##### Records for this exercise
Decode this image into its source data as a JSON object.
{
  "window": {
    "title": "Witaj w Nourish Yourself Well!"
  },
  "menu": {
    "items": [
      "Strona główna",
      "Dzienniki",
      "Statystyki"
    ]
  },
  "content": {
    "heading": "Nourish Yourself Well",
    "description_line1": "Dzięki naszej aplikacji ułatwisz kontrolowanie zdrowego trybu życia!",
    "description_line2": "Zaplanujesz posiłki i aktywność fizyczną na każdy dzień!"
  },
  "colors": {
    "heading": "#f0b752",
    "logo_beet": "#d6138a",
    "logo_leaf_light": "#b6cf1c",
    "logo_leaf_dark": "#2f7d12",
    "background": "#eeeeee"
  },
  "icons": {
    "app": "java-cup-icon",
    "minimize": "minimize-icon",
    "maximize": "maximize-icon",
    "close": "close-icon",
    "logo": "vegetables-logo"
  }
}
##########
Directive: Exactly reproduce all of the entries.

Solution to this task:
Decode this image into its source data as a JSON object.
{
  "window": {
    "title": "Witaj w Nourish Yourself Well!"
  },
  "menu": {
    "items": [
      "Strona główna",
      "Dzienniki",
      "Statystyki"
    ]
  },
  "content": {
    "heading": "Nourish Yourself Well",
    "description_line1": "Dzięki naszej aplikacji ułatwisz kontrolowanie zdrowego trybu życia!",
    "description_line2": "Zaplanujesz posiłki i aktywność fizyczną na każdy dzień!"
  },
  "colors": {
    "heading": "#f0b752",
    "logo_beet": "#d6138a",
    "logo_leaf_light": "#b6cf1c",
    "logo_leaf_dark": "#2f7d12",
    "background": "#eeeeee"
  },
  "icons": {
    "app": "java-cup-icon",
    "minimize": "minimize-icon",
    "maximize": "maximize-icon",
    "close": "close-icon",
    "logo": "vegetables-logo"
  }
}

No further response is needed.